## Prompt
Gather all lines from the material that contain the word "atómica".

____________________

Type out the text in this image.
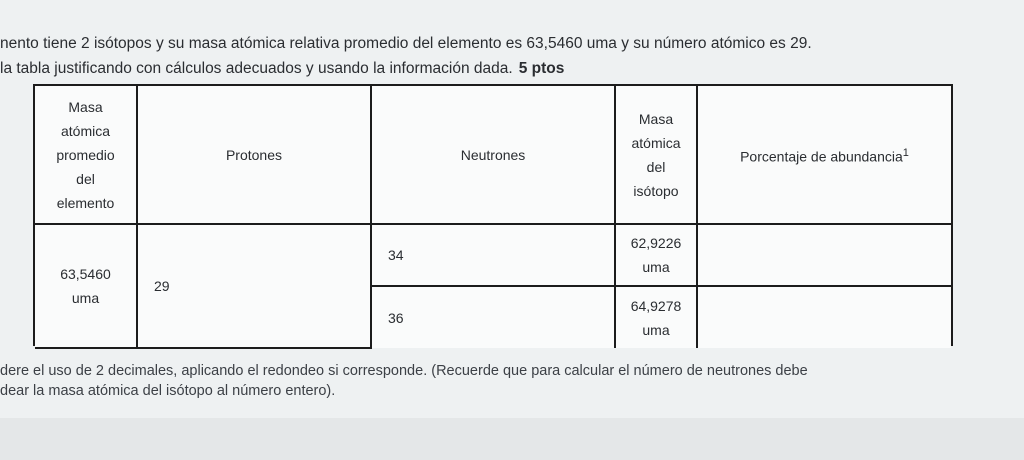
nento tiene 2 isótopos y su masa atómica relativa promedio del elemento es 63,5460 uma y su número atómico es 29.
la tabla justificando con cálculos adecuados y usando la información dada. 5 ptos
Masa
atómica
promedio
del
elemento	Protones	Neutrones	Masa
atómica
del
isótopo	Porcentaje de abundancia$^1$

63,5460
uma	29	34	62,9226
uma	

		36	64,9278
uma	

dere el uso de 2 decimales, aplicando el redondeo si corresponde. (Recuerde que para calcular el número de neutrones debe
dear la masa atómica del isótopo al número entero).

____________________

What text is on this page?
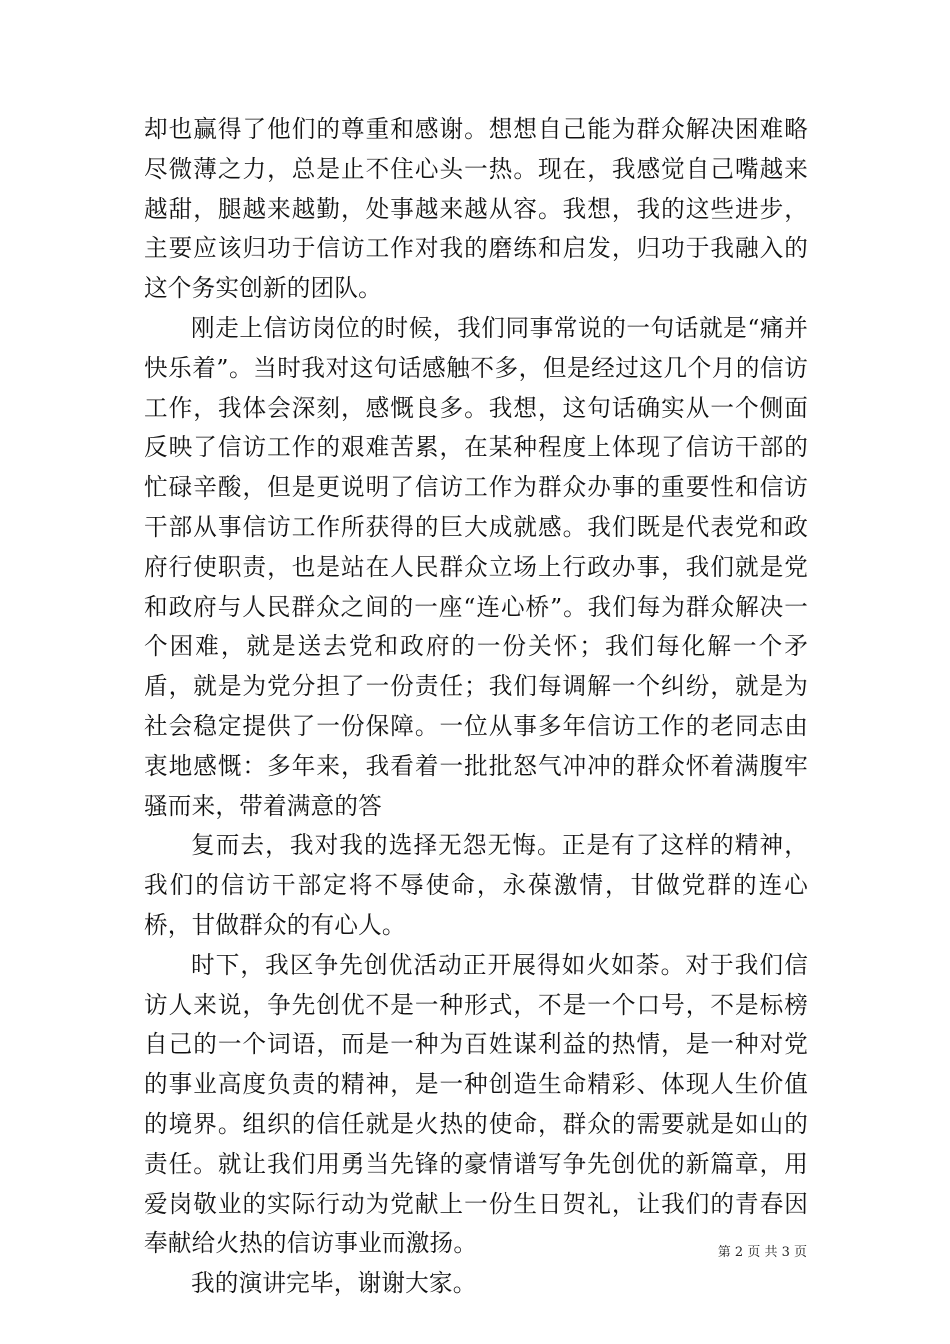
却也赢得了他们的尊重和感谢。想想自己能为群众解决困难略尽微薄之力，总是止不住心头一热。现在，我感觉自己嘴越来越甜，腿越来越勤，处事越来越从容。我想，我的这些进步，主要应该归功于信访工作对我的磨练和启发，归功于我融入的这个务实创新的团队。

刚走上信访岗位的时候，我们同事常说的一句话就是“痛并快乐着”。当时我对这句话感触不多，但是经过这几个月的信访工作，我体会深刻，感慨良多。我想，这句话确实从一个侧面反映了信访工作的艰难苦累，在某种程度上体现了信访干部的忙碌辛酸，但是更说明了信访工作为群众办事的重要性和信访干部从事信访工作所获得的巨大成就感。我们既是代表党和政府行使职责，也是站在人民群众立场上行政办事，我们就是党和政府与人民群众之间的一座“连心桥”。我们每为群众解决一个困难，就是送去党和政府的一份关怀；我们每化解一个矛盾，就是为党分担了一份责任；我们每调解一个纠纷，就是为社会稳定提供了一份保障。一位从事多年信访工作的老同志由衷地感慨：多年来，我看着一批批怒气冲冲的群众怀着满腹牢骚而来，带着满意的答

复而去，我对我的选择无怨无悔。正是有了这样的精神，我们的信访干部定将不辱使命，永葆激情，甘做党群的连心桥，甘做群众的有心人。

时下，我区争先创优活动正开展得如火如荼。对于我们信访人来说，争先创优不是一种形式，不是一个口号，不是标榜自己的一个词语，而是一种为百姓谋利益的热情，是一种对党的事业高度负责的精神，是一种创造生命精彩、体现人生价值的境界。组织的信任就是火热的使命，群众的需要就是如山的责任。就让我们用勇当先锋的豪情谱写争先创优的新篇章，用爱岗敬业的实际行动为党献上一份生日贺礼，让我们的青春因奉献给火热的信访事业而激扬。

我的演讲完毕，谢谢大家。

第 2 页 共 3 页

____________________

## Answer for the task
nento tiene 2 isótopos y su masa atómica relativa promedio del elemento es 63,5460 uma y su número atómico es 29.
atómica
atómica
dear la masa atómica del isótopo al número entero).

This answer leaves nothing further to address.